**Directions for this task:**
Exclude the pictures and retype the entries as written.

Stored dataset items:
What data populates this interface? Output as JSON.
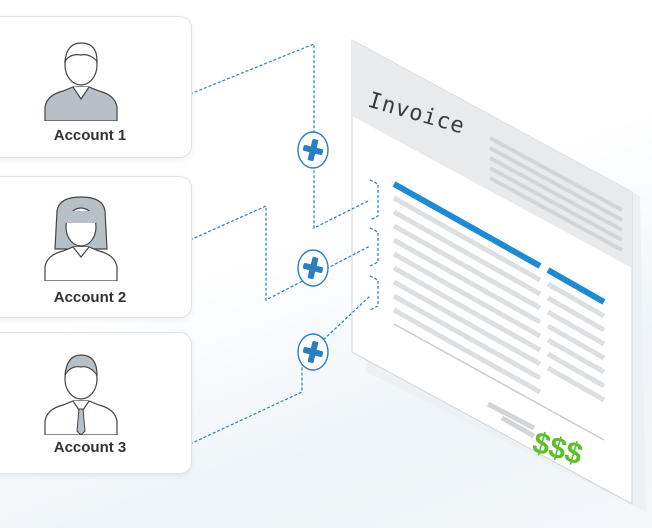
{
  "accounts": [
    {
      "label": "Account 1",
      "avatar": "male-user-icon"
    },
    {
      "label": "Account 2",
      "avatar": "female-user-icon"
    },
    {
      "label": "Account 3",
      "avatar": "male-tie-user-icon"
    }
  ],
  "invoice": {
    "title": "Invoice",
    "total_symbol": "$$$"
  },
  "colors": {
    "accent_blue": "#1f8ad4",
    "money_green": "#5cbf2a",
    "line_gray": "#d9dcdf"
  },
  "connectors": [
    "plus-icon",
    "plus-icon",
    "plus-icon"
  ]
}
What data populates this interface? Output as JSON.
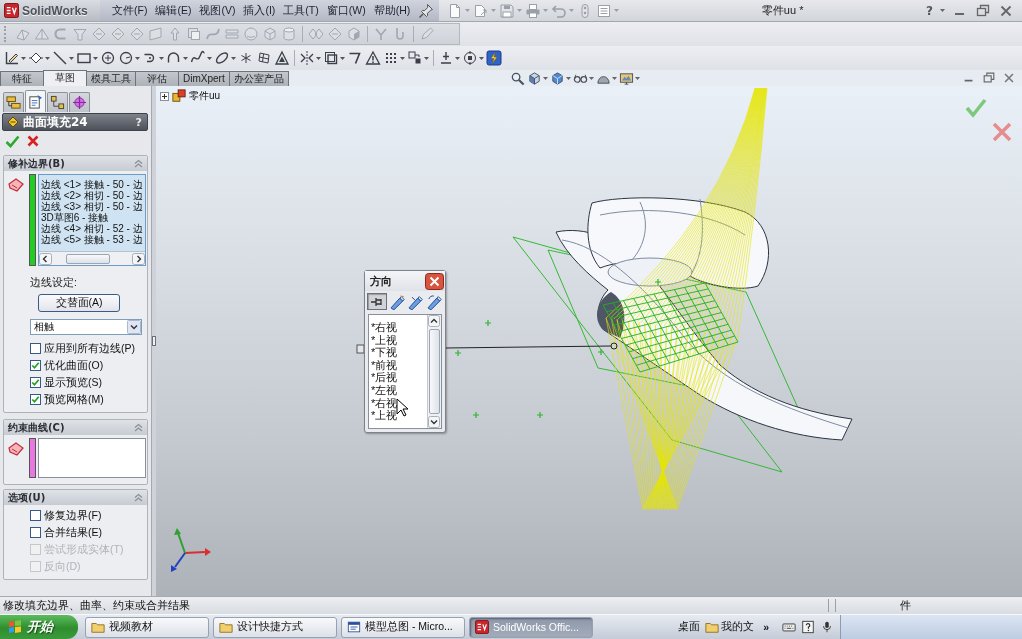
{
  "title_bar": {
    "logo": "SolidWorks",
    "menus": [
      "文件(F)",
      "编辑(E)",
      "视图(V)",
      "插入(I)",
      "工具(T)",
      "窗口(W)",
      "帮助(H)"
    ],
    "document_title": "零件uu *",
    "help": "?"
  },
  "command_tabs": [
    {
      "label": "特征",
      "selected": false
    },
    {
      "label": "草图",
      "selected": true
    },
    {
      "label": "模具工具",
      "selected": false
    },
    {
      "label": "评估",
      "selected": false
    },
    {
      "label": "DimXpert",
      "selected": false
    },
    {
      "label": "办公室产品",
      "selected": false
    }
  ],
  "property_manager": {
    "tabs": [
      {
        "kind": "feature_tree",
        "selected": false
      },
      {
        "kind": "property",
        "selected": true
      },
      {
        "kind": "configuration",
        "selected": false
      },
      {
        "kind": "dimxpert",
        "selected": false
      }
    ],
    "title": "曲面填充24",
    "help": "?",
    "patch_boundary": {
      "title": "修补边界(B)",
      "color": "#22cc22",
      "items": [
        "边线 <1> 接触 - 50 - 边",
        "边线 <2> 相切 - 50 - 边",
        "边线 <3> 相切 - 50 - 边",
        "3D草图6 - 接触",
        "边线 <4> 相切 - 52 - 边",
        "边线 <5> 接触 - 53 - 边"
      ],
      "edge_settings_label": "边线设定:",
      "alternate_button": "交替面(A)",
      "curvature_control": "相触",
      "options": [
        {
          "label": "应用到所有边线(P)",
          "checked": false,
          "disabled": false
        },
        {
          "label": "优化曲面(O)",
          "checked": true,
          "disabled": false
        },
        {
          "label": "显示预览(S)",
          "checked": true,
          "disabled": false
        },
        {
          "label": "预览网格(M)",
          "checked": true,
          "disabled": false
        }
      ]
    },
    "constraint_curves": {
      "title": "约束曲线(C)",
      "color": "#e878e0"
    },
    "options": {
      "title": "选项(U)",
      "options": [
        {
          "label": "修复边界(F)",
          "checked": false,
          "disabled": false
        },
        {
          "label": "合并结果(E)",
          "checked": false,
          "disabled": false
        },
        {
          "label": "尝试形成实体(T)",
          "checked": false,
          "disabled": true
        },
        {
          "label": "反向(D)",
          "checked": false,
          "disabled": true
        }
      ]
    }
  },
  "feature_tree": {
    "root": "零件uu",
    "expanded": false
  },
  "direction_dialog": {
    "title": "方向",
    "pinned": true,
    "views": [
      "*右视",
      "*上视",
      "*下视",
      "*前视",
      "*后视",
      "*左视",
      "*右视",
      "*上视"
    ]
  },
  "status_bar": {
    "message": "修改填充边界、曲率、约束或合并结果",
    "right_text": "件"
  },
  "taskbar": {
    "start": "开始",
    "tasks": [
      {
        "label": "视频教材",
        "kind": "folder",
        "selected": false
      },
      {
        "label": "设计快捷方式",
        "kind": "folder",
        "selected": false
      },
      {
        "label": "模型总图 - Micro...",
        "kind": "document",
        "selected": false
      },
      {
        "label": "SolidWorks Offic...",
        "kind": "solidworks",
        "selected": true
      }
    ],
    "toolbar": [
      {
        "label": "桌面",
        "kind": "text"
      },
      {
        "label": "我的文",
        "kind": "folder"
      }
    ],
    "more": "»"
  }
}
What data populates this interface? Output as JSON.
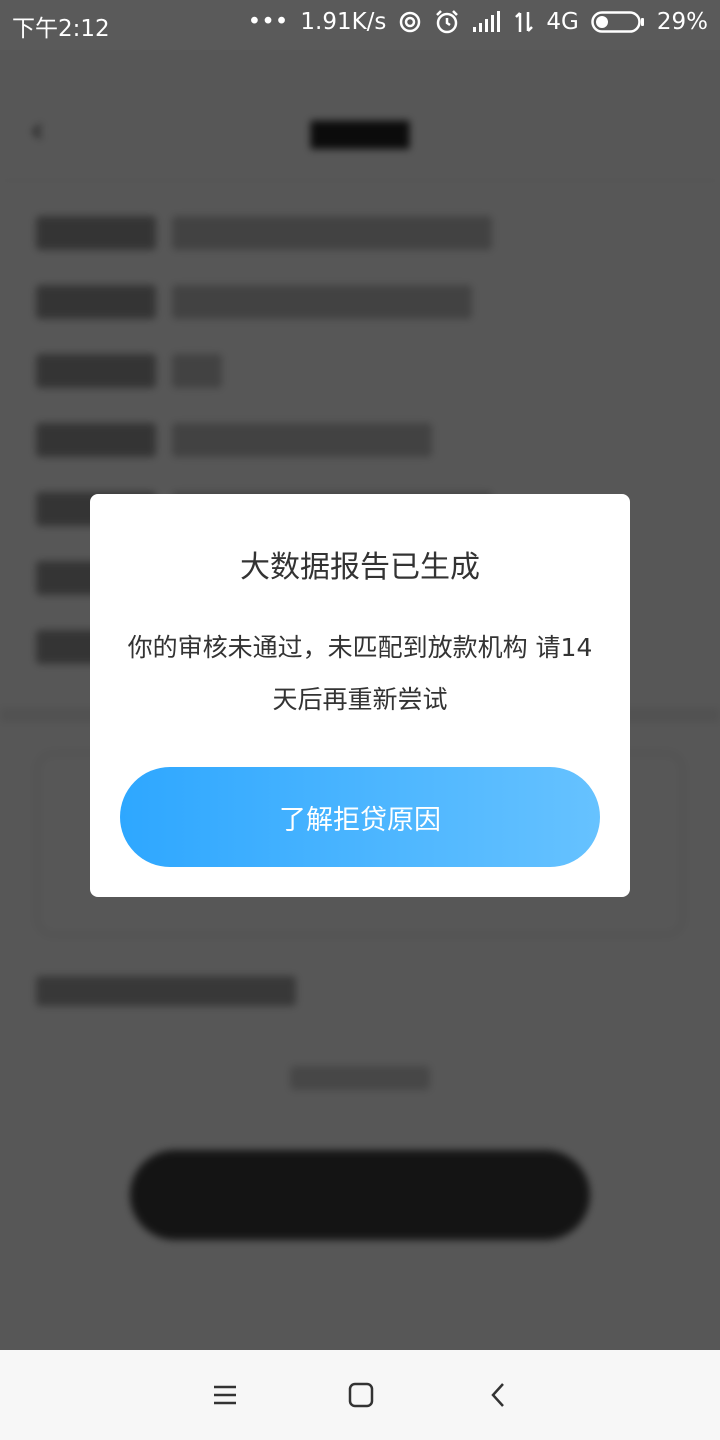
{
  "status_bar": {
    "time": "下午2:12",
    "more": "•••",
    "speed": "1.91K/s",
    "network": "4G",
    "battery_percent": "29%",
    "battery_level": 0.29,
    "icons": [
      "sync-icon",
      "alarm-icon",
      "signal-icon",
      "data-transfer-icon",
      "battery-icon"
    ]
  },
  "dialog": {
    "title": "大数据报告已生成",
    "message": "你的审核未通过，未匹配到放款机构 请14天后再重新尝试",
    "button_label": "了解拒贷原因",
    "button_gradient": [
      "#2ea7ff",
      "#66c2ff"
    ]
  },
  "nav": {
    "icons": [
      "menu-icon",
      "home-icon",
      "back-icon"
    ]
  }
}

**Response to the exercise:**
What data populates this interface? Output as JSON.
{
  "accounts": [
    {
      "label": "Account 1",
      "avatar": "male-user-icon"
    },
    {
      "label": "Account 2",
      "avatar": "female-user-icon"
    },
    {
      "label": "Account 3",
      "avatar": "male-tie-user-icon"
    }
  ],
  "invoice": {
    "title": "Invoice",
    "total_symbol": "$$$"
  },
  "colors": {
    "accent_blue": "#1f8ad4",
    "money_green": "#5cbf2a",
    "line_gray": "#d9dcdf"
  },
  "connectors": [
    "plus-icon",
    "plus-icon",
    "plus-icon"
  ]
}
What data populates this interface? Output as JSON.
{
  "title_bar": {
    "logo": "SolidWorks",
    "menus": [
      "文件(F)",
      "编辑(E)",
      "视图(V)",
      "插入(I)",
      "工具(T)",
      "窗口(W)",
      "帮助(H)"
    ],
    "document_title": "零件uu *",
    "help": "?"
  },
  "command_tabs": [
    {
      "label": "特征",
      "selected": false
    },
    {
      "label": "草图",
      "selected": true
    },
    {
      "label": "模具工具",
      "selected": false
    },
    {
      "label": "评估",
      "selected": false
    },
    {
      "label": "DimXpert",
      "selected": false
    },
    {
      "label": "办公室产品",
      "selected": false
    }
  ],
  "property_manager": {
    "tabs": [
      {
        "kind": "feature_tree",
        "selected": false
      },
      {
        "kind": "property",
        "selected": true
      },
      {
        "kind": "configuration",
        "selected": false
      },
      {
        "kind": "dimxpert",
        "selected": false
      }
    ],
    "title": "曲面填充24",
    "help": "?",
    "patch_boundary": {
      "title": "修补边界(B)",
      "color": "#22cc22",
      "items": [
        "边线 <1> 接触 - 50 - 边",
        "边线 <2> 相切 - 50 - 边",
        "边线 <3> 相切 - 50 - 边",
        "3D草图6 - 接触",
        "边线 <4> 相切 - 52 - 边",
        "边线 <5> 接触 - 53 - 边"
      ],
      "edge_settings_label": "边线设定:",
      "alternate_button": "交替面(A)",
      "curvature_control": "相触",
      "options": [
        {
          "label": "应用到所有边线(P)",
          "checked": false,
          "disabled": false
        },
        {
          "label": "优化曲面(O)",
          "checked": true,
          "disabled": false
        },
        {
          "label": "显示预览(S)",
          "checked": true,
          "disabled": false
        },
        {
          "label": "预览网格(M)",
          "checked": true,
          "disabled": false
        }
      ]
    },
    "constraint_curves": {
      "title": "约束曲线(C)",
      "color": "#e878e0"
    },
    "options": {
      "title": "选项(U)",
      "options": [
        {
          "label": "修复边界(F)",
          "checked": false,
          "disabled": false
        },
        {
          "label": "合并结果(E)",
          "checked": false,
          "disabled": false
        },
        {
          "label": "尝试形成实体(T)",
          "checked": false,
          "disabled": true
        },
        {
          "label": "反向(D)",
          "checked": false,
          "disabled": true
        }
      ]
    }
  },
  "feature_tree": {
    "root": "零件uu",
    "expanded": false
  },
  "direction_dialog": {
    "title": "方向",
    "pinned": true,
    "views": [
      "*右视",
      "*上视",
      "*下视",
      "*前视",
      "*后视",
      "*左视",
      "*右视",
      "*上视"
    ]
  },
  "status_bar": {
    "message": "修改填充边界、曲率、约束或合并结果",
    "right_text": "件"
  },
  "taskbar": {
    "start": "开始",
    "tasks": [
      {
        "label": "视频教材",
        "kind": "folder",
        "selected": false
      },
      {
        "label": "设计快捷方式",
        "kind": "folder",
        "selected": false
      },
      {
        "label": "模型总图 - Micro...",
        "kind": "document",
        "selected": false
      },
      {
        "label": "SolidWorks Offic...",
        "kind": "solidworks",
        "selected": true
      }
    ],
    "toolbar": [
      {
        "label": "桌面",
        "kind": "text"
      },
      {
        "label": "我的文",
        "kind": "folder"
      }
    ],
    "more": "»"
  }
}
What data populates this interface? Output as JSON.
{
  "status_bar": {
    "time": "下午2:12",
    "more": "•••",
    "speed": "1.91K/s",
    "network": "4G",
    "battery_percent": "29%",
    "battery_level": 0.29,
    "icons": [
      "sync-icon",
      "alarm-icon",
      "signal-icon",
      "data-transfer-icon",
      "battery-icon"
    ]
  },
  "dialog": {
    "title": "大数据报告已生成",
    "message": "你的审核未通过，未匹配到放款机构 请14天后再重新尝试",
    "button_label": "了解拒贷原因",
    "button_gradient": [
      "#2ea7ff",
      "#66c2ff"
    ]
  },
  "nav": {
    "icons": [
      "menu-icon",
      "home-icon",
      "back-icon"
    ]
  }
}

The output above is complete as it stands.